* [Task directions] Determine how many lines include the word "MSRs", then give that number and nothing more.

* [Extracted material]
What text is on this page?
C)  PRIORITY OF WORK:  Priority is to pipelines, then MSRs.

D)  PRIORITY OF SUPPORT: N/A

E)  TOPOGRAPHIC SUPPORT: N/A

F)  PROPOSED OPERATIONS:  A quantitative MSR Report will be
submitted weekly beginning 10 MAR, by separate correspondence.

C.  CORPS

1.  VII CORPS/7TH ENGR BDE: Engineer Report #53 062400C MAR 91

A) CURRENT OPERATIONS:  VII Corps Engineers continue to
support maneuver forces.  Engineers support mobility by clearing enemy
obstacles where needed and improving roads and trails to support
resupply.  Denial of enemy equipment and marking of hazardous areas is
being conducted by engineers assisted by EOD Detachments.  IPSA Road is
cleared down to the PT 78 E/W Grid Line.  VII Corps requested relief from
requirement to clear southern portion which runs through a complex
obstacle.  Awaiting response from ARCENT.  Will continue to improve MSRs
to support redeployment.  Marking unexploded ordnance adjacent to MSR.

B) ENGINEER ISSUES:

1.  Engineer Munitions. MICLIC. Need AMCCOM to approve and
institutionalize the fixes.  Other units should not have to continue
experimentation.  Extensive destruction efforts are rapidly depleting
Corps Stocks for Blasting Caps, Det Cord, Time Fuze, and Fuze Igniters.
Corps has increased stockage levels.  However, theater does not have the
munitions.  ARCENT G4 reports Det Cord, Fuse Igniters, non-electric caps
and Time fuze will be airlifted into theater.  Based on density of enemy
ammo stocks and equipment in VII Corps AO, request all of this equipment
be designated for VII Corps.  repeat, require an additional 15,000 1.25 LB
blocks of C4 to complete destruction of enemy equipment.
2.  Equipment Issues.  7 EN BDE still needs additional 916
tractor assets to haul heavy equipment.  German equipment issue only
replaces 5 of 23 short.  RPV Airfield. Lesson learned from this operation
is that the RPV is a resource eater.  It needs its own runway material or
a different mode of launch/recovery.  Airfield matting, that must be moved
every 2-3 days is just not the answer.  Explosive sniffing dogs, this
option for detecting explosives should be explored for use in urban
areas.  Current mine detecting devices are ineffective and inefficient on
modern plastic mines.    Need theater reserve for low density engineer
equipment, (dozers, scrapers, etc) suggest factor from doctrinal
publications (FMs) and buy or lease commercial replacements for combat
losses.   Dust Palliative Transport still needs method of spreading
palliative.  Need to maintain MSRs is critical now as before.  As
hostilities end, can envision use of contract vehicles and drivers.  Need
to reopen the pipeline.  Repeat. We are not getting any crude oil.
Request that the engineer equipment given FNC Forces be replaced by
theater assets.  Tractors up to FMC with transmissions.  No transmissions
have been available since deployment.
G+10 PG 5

* [Output for this task] 3